> [What to work on]
Skip the pictures. Reproduce all other material exactly.

> [Raw records]
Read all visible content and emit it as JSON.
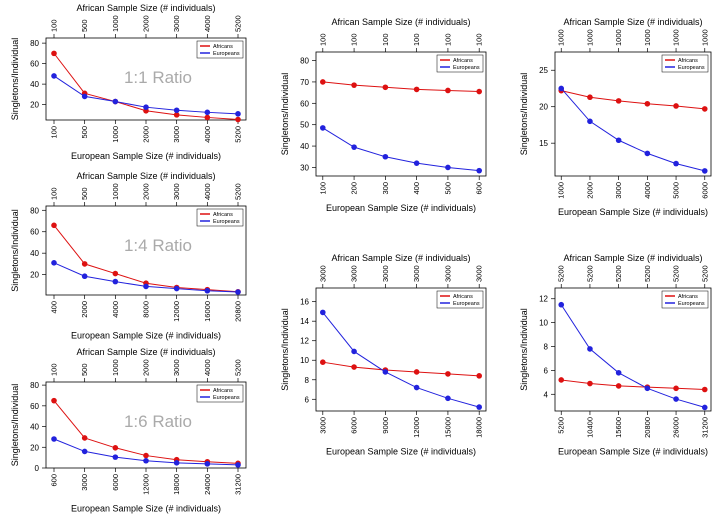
{
  "chart_data": [
    {
      "type": "line",
      "ratio_label": "1:1 Ratio",
      "top_axis_title": "African Sample Size (# individuals)",
      "top_ticks": [
        "100",
        "500",
        "1000",
        "2000",
        "3000",
        "4000",
        "5200"
      ],
      "x": [
        100,
        500,
        1000,
        2000,
        3000,
        4000,
        5200
      ],
      "xlabel": "European Sample Size (# individuals)",
      "xticks": [
        "100",
        "500",
        "1000",
        "2000",
        "3000",
        "4000",
        "5200"
      ],
      "ylabel": "Singletons/Individual",
      "yticks": [
        20,
        40,
        60,
        80
      ],
      "ylim": [
        5,
        85
      ],
      "legend": [
        "Africans",
        "Europeans"
      ],
      "series": [
        {
          "name": "Africans",
          "color": "#dd1111",
          "values": [
            70,
            31,
            23,
            14,
            10,
            7.5,
            5.5
          ]
        },
        {
          "name": "Europeans",
          "color": "#2222dd",
          "values": [
            48,
            28,
            23,
            17.5,
            14.5,
            12.5,
            11
          ]
        }
      ]
    },
    {
      "type": "line",
      "ratio_label": "",
      "top_axis_title": "African Sample Size (# individuals)",
      "top_ticks": [
        "100",
        "100",
        "100",
        "100",
        "100",
        "100"
      ],
      "x": [
        100,
        200,
        300,
        400,
        500,
        600
      ],
      "xlabel": "European Sample Size (# individuals)",
      "xticks": [
        "100",
        "200",
        "300",
        "400",
        "500",
        "600"
      ],
      "ylabel": "Singletons/Individual",
      "yticks": [
        30,
        40,
        50,
        60,
        70,
        80
      ],
      "ylim": [
        26,
        84
      ],
      "legend": [
        "Africans",
        "Europeans"
      ],
      "series": [
        {
          "name": "Africans",
          "color": "#dd1111",
          "values": [
            70,
            68.5,
            67.5,
            66.5,
            66,
            65.5
          ]
        },
        {
          "name": "Europeans",
          "color": "#2222dd",
          "values": [
            48.5,
            39.5,
            35,
            32,
            30,
            28.5
          ]
        }
      ]
    },
    {
      "type": "line",
      "ratio_label": "",
      "top_axis_title": "African Sample Size (# individuals)",
      "top_ticks": [
        "1000",
        "1000",
        "1000",
        "1000",
        "1000",
        "1000"
      ],
      "x": [
        1000,
        2000,
        3000,
        4000,
        5000,
        6000
      ],
      "xlabel": "European Sample Size (# individuals)",
      "xticks": [
        "1000",
        "2000",
        "3000",
        "4000",
        "5000",
        "6000"
      ],
      "ylabel": "Singletons/Individual",
      "yticks": [
        15,
        20,
        25
      ],
      "ylim": [
        10.5,
        27.5
      ],
      "legend": [
        "Africans",
        "Europeans"
      ],
      "series": [
        {
          "name": "Africans",
          "color": "#dd1111",
          "values": [
            22.2,
            21.3,
            20.8,
            20.4,
            20.1,
            19.7
          ]
        },
        {
          "name": "Europeans",
          "color": "#2222dd",
          "values": [
            22.5,
            18,
            15.4,
            13.6,
            12.2,
            11.2
          ]
        }
      ]
    },
    {
      "type": "line",
      "ratio_label": "1:4 Ratio",
      "top_axis_title": "African Sample Size (# individuals)",
      "top_ticks": [
        "100",
        "500",
        "1000",
        "2000",
        "3000",
        "4000",
        "5200"
      ],
      "x": [
        400,
        2000,
        4000,
        8000,
        12000,
        16000,
        20800
      ],
      "xlabel": "European Sample Size (# individuals)",
      "xticks": [
        "400",
        "2000",
        "4000",
        "8000",
        "12000",
        "16000",
        "20800"
      ],
      "ylabel": "Singletons/Individual",
      "yticks": [
        20,
        40,
        60,
        80
      ],
      "ylim": [
        1,
        84
      ],
      "legend": [
        "Africans",
        "Europeans"
      ],
      "series": [
        {
          "name": "Africans",
          "color": "#dd1111",
          "values": [
            66,
            30,
            21,
            12,
            8,
            6,
            4
          ]
        },
        {
          "name": "Europeans",
          "color": "#2222dd",
          "values": [
            31,
            18.5,
            13.5,
            9,
            7,
            5,
            3.8
          ]
        }
      ]
    },
    {
      "type": "line",
      "ratio_label": "",
      "top_axis_title": "African Sample Size (# individuals)",
      "top_ticks": [
        "3000",
        "3000",
        "3000",
        "3000",
        "3000",
        "3000"
      ],
      "x": [
        3000,
        6000,
        9000,
        12000,
        15000,
        18000
      ],
      "xlabel": "European Sample Size (# individuals)",
      "xticks": [
        "3000",
        "6000",
        "9000",
        "12000",
        "15000",
        "18000"
      ],
      "ylabel": "Singletons/Individual",
      "yticks": [
        6,
        8,
        10,
        12,
        14,
        16
      ],
      "ylim": [
        4.8,
        17.4
      ],
      "legend": [
        "Africans",
        "Europeans"
      ],
      "series": [
        {
          "name": "Africans",
          "color": "#dd1111",
          "values": [
            9.8,
            9.3,
            9.0,
            8.8,
            8.6,
            8.4
          ]
        },
        {
          "name": "Europeans",
          "color": "#2222dd",
          "values": [
            14.9,
            10.9,
            8.8,
            7.2,
            6.1,
            5.2
          ]
        }
      ]
    },
    {
      "type": "line",
      "ratio_label": "",
      "top_axis_title": "African Sample Size (# individuals)",
      "top_ticks": [
        "5200",
        "5200",
        "5200",
        "5200",
        "5200",
        "5200"
      ],
      "x": [
        5200,
        10400,
        15600,
        20800,
        26000,
        31200
      ],
      "xlabel": "European Sample Size (# individuals)",
      "xticks": [
        "5200",
        "10400",
        "15600",
        "20800",
        "26000",
        "31200"
      ],
      "ylabel": "Singletons/Individual",
      "yticks": [
        4,
        6,
        8,
        10,
        12
      ],
      "ylim": [
        2.6,
        12.9
      ],
      "legend": [
        "Africans",
        "Europeans"
      ],
      "series": [
        {
          "name": "Africans",
          "color": "#dd1111",
          "values": [
            5.2,
            4.9,
            4.7,
            4.6,
            4.5,
            4.4
          ]
        },
        {
          "name": "Europeans",
          "color": "#2222dd",
          "values": [
            11.5,
            7.8,
            5.8,
            4.5,
            3.6,
            2.9
          ]
        }
      ]
    },
    {
      "type": "line",
      "ratio_label": "1:6 Ratio",
      "top_axis_title": "African Sample Size (# individuals)",
      "top_ticks": [
        "100",
        "500",
        "1000",
        "2000",
        "3000",
        "4000",
        "5200"
      ],
      "x": [
        600,
        3000,
        6000,
        12000,
        18000,
        24000,
        31200
      ],
      "xlabel": "European Sample Size (# individuals)",
      "xticks": [
        "600",
        "3000",
        "6000",
        "12000",
        "18000",
        "24000",
        "31200"
      ],
      "ylabel": "Singletons/Individual",
      "yticks": [
        0,
        20,
        40,
        60,
        80
      ],
      "ylim": [
        0,
        83
      ],
      "legend": [
        "Africans",
        "Europeans"
      ],
      "series": [
        {
          "name": "Africans",
          "color": "#dd1111",
          "values": [
            65,
            29,
            19.5,
            12,
            8,
            6,
            4.5
          ]
        },
        {
          "name": "Europeans",
          "color": "#2222dd",
          "values": [
            28,
            16,
            10.5,
            7,
            5,
            4,
            3
          ]
        }
      ]
    }
  ]
}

> [Output]
Read all visible content and emit it as JSON.
{
  "chart_data": [
    {
      "type": "line",
      "ratio_label": "1:1 Ratio",
      "top_axis_title": "African Sample Size (# individuals)",
      "top_ticks": [
        "100",
        "500",
        "1000",
        "2000",
        "3000",
        "4000",
        "5200"
      ],
      "x": [
        100,
        500,
        1000,
        2000,
        3000,
        4000,
        5200
      ],
      "xlabel": "European Sample Size (# individuals)",
      "xticks": [
        "100",
        "500",
        "1000",
        "2000",
        "3000",
        "4000",
        "5200"
      ],
      "ylabel": "Singletons/Individual",
      "yticks": [
        20,
        40,
        60,
        80
      ],
      "ylim": [
        5,
        85
      ],
      "legend": [
        "Africans",
        "Europeans"
      ],
      "series": [
        {
          "name": "Africans",
          "color": "#dd1111",
          "values": [
            70,
            31,
            23,
            14,
            10,
            7.5,
            5.5
          ]
        },
        {
          "name": "Europeans",
          "color": "#2222dd",
          "values": [
            48,
            28,
            23,
            17.5,
            14.5,
            12.5,
            11
          ]
        }
      ]
    },
    {
      "type": "line",
      "ratio_label": "",
      "top_axis_title": "African Sample Size (# individuals)",
      "top_ticks": [
        "100",
        "100",
        "100",
        "100",
        "100",
        "100"
      ],
      "x": [
        100,
        200,
        300,
        400,
        500,
        600
      ],
      "xlabel": "European Sample Size (# individuals)",
      "xticks": [
        "100",
        "200",
        "300",
        "400",
        "500",
        "600"
      ],
      "ylabel": "Singletons/Individual",
      "yticks": [
        30,
        40,
        50,
        60,
        70,
        80
      ],
      "ylim": [
        26,
        84
      ],
      "legend": [
        "Africans",
        "Europeans"
      ],
      "series": [
        {
          "name": "Africans",
          "color": "#dd1111",
          "values": [
            70,
            68.5,
            67.5,
            66.5,
            66,
            65.5
          ]
        },
        {
          "name": "Europeans",
          "color": "#2222dd",
          "values": [
            48.5,
            39.5,
            35,
            32,
            30,
            28.5
          ]
        }
      ]
    },
    {
      "type": "line",
      "ratio_label": "",
      "top_axis_title": "African Sample Size (# individuals)",
      "top_ticks": [
        "1000",
        "1000",
        "1000",
        "1000",
        "1000",
        "1000"
      ],
      "x": [
        1000,
        2000,
        3000,
        4000,
        5000,
        6000
      ],
      "xlabel": "European Sample Size (# individuals)",
      "xticks": [
        "1000",
        "2000",
        "3000",
        "4000",
        "5000",
        "6000"
      ],
      "ylabel": "Singletons/Individual",
      "yticks": [
        15,
        20,
        25
      ],
      "ylim": [
        10.5,
        27.5
      ],
      "legend": [
        "Africans",
        "Europeans"
      ],
      "series": [
        {
          "name": "Africans",
          "color": "#dd1111",
          "values": [
            22.2,
            21.3,
            20.8,
            20.4,
            20.1,
            19.7
          ]
        },
        {
          "name": "Europeans",
          "color": "#2222dd",
          "values": [
            22.5,
            18,
            15.4,
            13.6,
            12.2,
            11.2
          ]
        }
      ]
    },
    {
      "type": "line",
      "ratio_label": "1:4 Ratio",
      "top_axis_title": "African Sample Size (# individuals)",
      "top_ticks": [
        "100",
        "500",
        "1000",
        "2000",
        "3000",
        "4000",
        "5200"
      ],
      "x": [
        400,
        2000,
        4000,
        8000,
        12000,
        16000,
        20800
      ],
      "xlabel": "European Sample Size (# individuals)",
      "xticks": [
        "400",
        "2000",
        "4000",
        "8000",
        "12000",
        "16000",
        "20800"
      ],
      "ylabel": "Singletons/Individual",
      "yticks": [
        20,
        40,
        60,
        80
      ],
      "ylim": [
        1,
        84
      ],
      "legend": [
        "Africans",
        "Europeans"
      ],
      "series": [
        {
          "name": "Africans",
          "color": "#dd1111",
          "values": [
            66,
            30,
            21,
            12,
            8,
            6,
            4
          ]
        },
        {
          "name": "Europeans",
          "color": "#2222dd",
          "values": [
            31,
            18.5,
            13.5,
            9,
            7,
            5,
            3.8
          ]
        }
      ]
    },
    {
      "type": "line",
      "ratio_label": "",
      "top_axis_title": "African Sample Size (# individuals)",
      "top_ticks": [
        "3000",
        "3000",
        "3000",
        "3000",
        "3000",
        "3000"
      ],
      "x": [
        3000,
        6000,
        9000,
        12000,
        15000,
        18000
      ],
      "xlabel": "European Sample Size (# individuals)",
      "xticks": [
        "3000",
        "6000",
        "9000",
        "12000",
        "15000",
        "18000"
      ],
      "ylabel": "Singletons/Individual",
      "yticks": [
        6,
        8,
        10,
        12,
        14,
        16
      ],
      "ylim": [
        4.8,
        17.4
      ],
      "legend": [
        "Africans",
        "Europeans"
      ],
      "series": [
        {
          "name": "Africans",
          "color": "#dd1111",
          "values": [
            9.8,
            9.3,
            9.0,
            8.8,
            8.6,
            8.4
          ]
        },
        {
          "name": "Europeans",
          "color": "#2222dd",
          "values": [
            14.9,
            10.9,
            8.8,
            7.2,
            6.1,
            5.2
          ]
        }
      ]
    },
    {
      "type": "line",
      "ratio_label": "",
      "top_axis_title": "African Sample Size (# individuals)",
      "top_ticks": [
        "5200",
        "5200",
        "5200",
        "5200",
        "5200",
        "5200"
      ],
      "x": [
        5200,
        10400,
        15600,
        20800,
        26000,
        31200
      ],
      "xlabel": "European Sample Size (# individuals)",
      "xticks": [
        "5200",
        "10400",
        "15600",
        "20800",
        "26000",
        "31200"
      ],
      "ylabel": "Singletons/Individual",
      "yticks": [
        4,
        6,
        8,
        10,
        12
      ],
      "ylim": [
        2.6,
        12.9
      ],
      "legend": [
        "Africans",
        "Europeans"
      ],
      "series": [
        {
          "name": "Africans",
          "color": "#dd1111",
          "values": [
            5.2,
            4.9,
            4.7,
            4.6,
            4.5,
            4.4
          ]
        },
        {
          "name": "Europeans",
          "color": "#2222dd",
          "values": [
            11.5,
            7.8,
            5.8,
            4.5,
            3.6,
            2.9
          ]
        }
      ]
    },
    {
      "type": "line",
      "ratio_label": "1:6 Ratio",
      "top_axis_title": "African Sample Size (# individuals)",
      "top_ticks": [
        "100",
        "500",
        "1000",
        "2000",
        "3000",
        "4000",
        "5200"
      ],
      "x": [
        600,
        3000,
        6000,
        12000,
        18000,
        24000,
        31200
      ],
      "xlabel": "European Sample Size (# individuals)",
      "xticks": [
        "600",
        "3000",
        "6000",
        "12000",
        "18000",
        "24000",
        "31200"
      ],
      "ylabel": "Singletons/Individual",
      "yticks": [
        0,
        20,
        40,
        60,
        80
      ],
      "ylim": [
        0,
        83
      ],
      "legend": [
        "Africans",
        "Europeans"
      ],
      "series": [
        {
          "name": "Africans",
          "color": "#dd1111",
          "values": [
            65,
            29,
            19.5,
            12,
            8,
            6,
            4.5
          ]
        },
        {
          "name": "Europeans",
          "color": "#2222dd",
          "values": [
            28,
            16,
            10.5,
            7,
            5,
            4,
            3
          ]
        }
      ]
    }
  ]
}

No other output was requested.